WHAT YOU ARE ASKED TO DO -> Review the material line by line. Identify and copy every line that contains the string "page".

(Stored records)
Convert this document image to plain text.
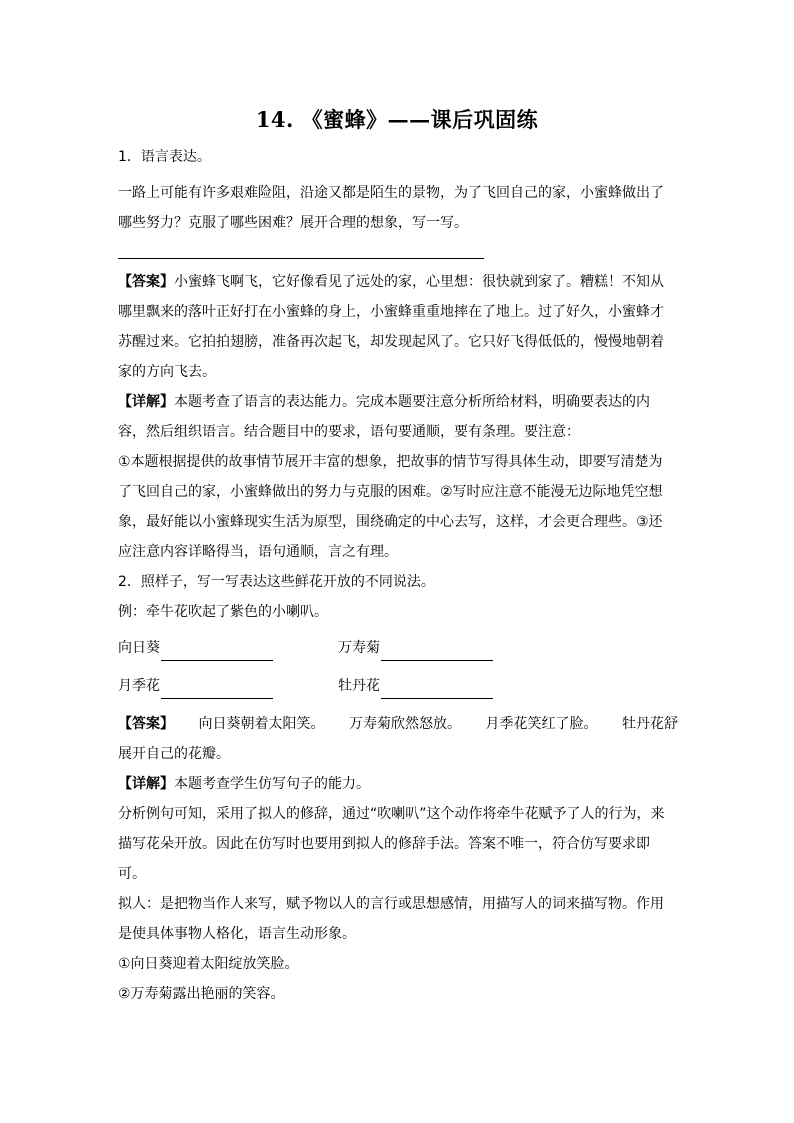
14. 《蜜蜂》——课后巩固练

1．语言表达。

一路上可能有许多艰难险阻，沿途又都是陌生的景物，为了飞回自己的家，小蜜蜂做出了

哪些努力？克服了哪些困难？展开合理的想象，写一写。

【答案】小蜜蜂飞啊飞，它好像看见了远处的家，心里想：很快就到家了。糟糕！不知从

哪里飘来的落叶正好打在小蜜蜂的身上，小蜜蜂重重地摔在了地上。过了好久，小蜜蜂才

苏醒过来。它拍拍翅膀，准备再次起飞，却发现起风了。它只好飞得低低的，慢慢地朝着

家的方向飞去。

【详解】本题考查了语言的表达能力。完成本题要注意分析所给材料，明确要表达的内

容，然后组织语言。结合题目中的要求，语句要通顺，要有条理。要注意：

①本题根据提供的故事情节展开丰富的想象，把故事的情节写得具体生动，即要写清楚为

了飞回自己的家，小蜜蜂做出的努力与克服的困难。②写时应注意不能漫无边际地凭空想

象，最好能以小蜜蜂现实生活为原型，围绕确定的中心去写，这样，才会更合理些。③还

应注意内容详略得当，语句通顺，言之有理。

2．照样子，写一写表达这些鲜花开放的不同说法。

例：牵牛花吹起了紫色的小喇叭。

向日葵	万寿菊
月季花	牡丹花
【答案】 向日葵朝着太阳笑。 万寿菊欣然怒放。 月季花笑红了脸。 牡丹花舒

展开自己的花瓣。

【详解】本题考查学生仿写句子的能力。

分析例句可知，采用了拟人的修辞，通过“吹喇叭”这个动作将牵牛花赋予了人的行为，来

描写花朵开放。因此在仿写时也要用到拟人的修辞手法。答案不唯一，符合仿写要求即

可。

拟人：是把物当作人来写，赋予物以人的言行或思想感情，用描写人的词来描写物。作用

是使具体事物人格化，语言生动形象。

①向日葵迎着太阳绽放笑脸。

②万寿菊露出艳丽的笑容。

---

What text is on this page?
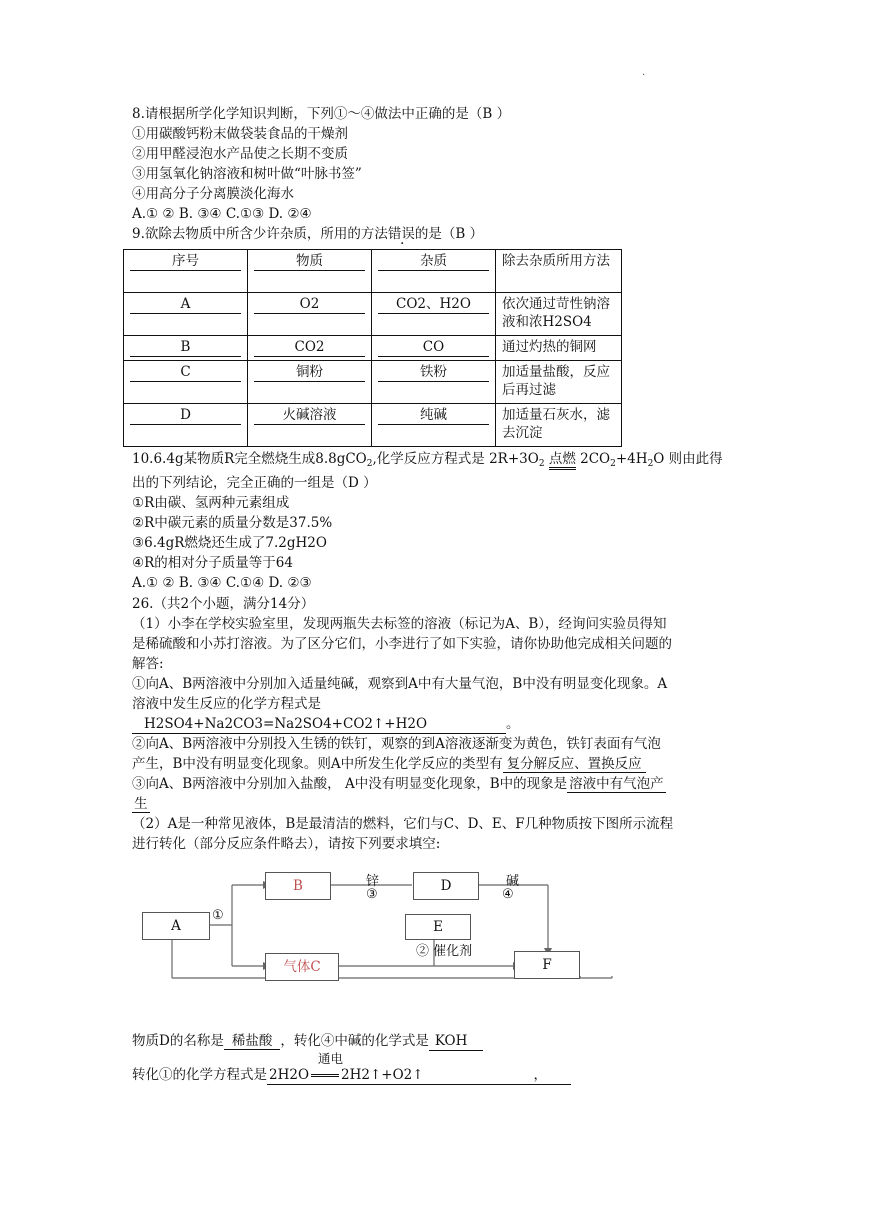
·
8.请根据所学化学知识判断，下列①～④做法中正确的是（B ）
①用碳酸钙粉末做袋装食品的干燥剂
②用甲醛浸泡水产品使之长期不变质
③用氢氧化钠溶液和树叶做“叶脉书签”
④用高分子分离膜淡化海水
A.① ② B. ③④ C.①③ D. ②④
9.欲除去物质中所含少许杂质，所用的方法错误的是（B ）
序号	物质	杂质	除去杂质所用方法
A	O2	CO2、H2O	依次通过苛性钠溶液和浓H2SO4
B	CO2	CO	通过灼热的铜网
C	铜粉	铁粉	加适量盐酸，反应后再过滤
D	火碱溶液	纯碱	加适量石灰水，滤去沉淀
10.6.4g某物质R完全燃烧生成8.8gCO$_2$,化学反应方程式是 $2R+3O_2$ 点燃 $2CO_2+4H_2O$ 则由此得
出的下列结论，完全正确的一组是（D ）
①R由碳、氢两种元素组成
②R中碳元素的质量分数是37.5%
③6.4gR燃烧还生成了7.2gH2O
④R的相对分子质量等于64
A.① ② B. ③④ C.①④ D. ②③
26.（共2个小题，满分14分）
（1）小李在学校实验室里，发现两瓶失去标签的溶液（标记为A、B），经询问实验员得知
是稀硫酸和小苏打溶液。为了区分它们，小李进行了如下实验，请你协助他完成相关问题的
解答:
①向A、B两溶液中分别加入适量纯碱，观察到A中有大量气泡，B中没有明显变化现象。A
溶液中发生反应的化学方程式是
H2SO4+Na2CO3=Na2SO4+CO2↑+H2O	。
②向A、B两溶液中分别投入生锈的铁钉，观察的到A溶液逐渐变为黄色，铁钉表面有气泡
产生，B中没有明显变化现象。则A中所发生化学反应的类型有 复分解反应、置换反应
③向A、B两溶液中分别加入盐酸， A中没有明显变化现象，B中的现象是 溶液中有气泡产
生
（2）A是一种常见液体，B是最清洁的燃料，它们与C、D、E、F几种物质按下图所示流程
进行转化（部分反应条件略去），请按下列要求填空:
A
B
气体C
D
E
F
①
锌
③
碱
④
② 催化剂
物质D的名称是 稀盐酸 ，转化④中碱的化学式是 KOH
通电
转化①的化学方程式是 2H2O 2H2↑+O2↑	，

...

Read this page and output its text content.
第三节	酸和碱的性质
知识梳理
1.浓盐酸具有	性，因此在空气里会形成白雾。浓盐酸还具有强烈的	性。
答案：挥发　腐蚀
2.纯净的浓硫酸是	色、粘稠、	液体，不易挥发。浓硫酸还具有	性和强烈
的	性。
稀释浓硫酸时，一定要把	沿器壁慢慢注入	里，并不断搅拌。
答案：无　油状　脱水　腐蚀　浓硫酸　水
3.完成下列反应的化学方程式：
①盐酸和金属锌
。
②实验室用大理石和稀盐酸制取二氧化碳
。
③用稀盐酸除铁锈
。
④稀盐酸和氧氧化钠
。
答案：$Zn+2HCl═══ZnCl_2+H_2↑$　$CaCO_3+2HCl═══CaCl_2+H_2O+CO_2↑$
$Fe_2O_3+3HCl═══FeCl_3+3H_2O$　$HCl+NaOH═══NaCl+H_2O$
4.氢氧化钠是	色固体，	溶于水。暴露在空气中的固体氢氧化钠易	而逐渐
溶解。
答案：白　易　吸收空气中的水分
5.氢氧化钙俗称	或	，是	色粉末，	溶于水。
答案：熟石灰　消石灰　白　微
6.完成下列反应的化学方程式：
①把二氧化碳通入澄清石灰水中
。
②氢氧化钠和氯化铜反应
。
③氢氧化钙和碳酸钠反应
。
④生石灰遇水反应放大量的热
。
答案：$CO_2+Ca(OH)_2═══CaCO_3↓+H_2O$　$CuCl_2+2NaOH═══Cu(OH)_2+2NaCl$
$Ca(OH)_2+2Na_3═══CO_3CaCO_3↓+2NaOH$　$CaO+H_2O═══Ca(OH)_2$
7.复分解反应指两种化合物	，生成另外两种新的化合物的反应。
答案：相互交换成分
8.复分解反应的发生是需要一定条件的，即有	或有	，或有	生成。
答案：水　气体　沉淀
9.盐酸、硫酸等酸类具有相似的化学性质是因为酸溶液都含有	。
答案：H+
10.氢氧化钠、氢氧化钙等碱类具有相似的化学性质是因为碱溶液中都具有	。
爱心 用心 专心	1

FINISHED TASK ->
What text is on this page?
Read this page and output its text content.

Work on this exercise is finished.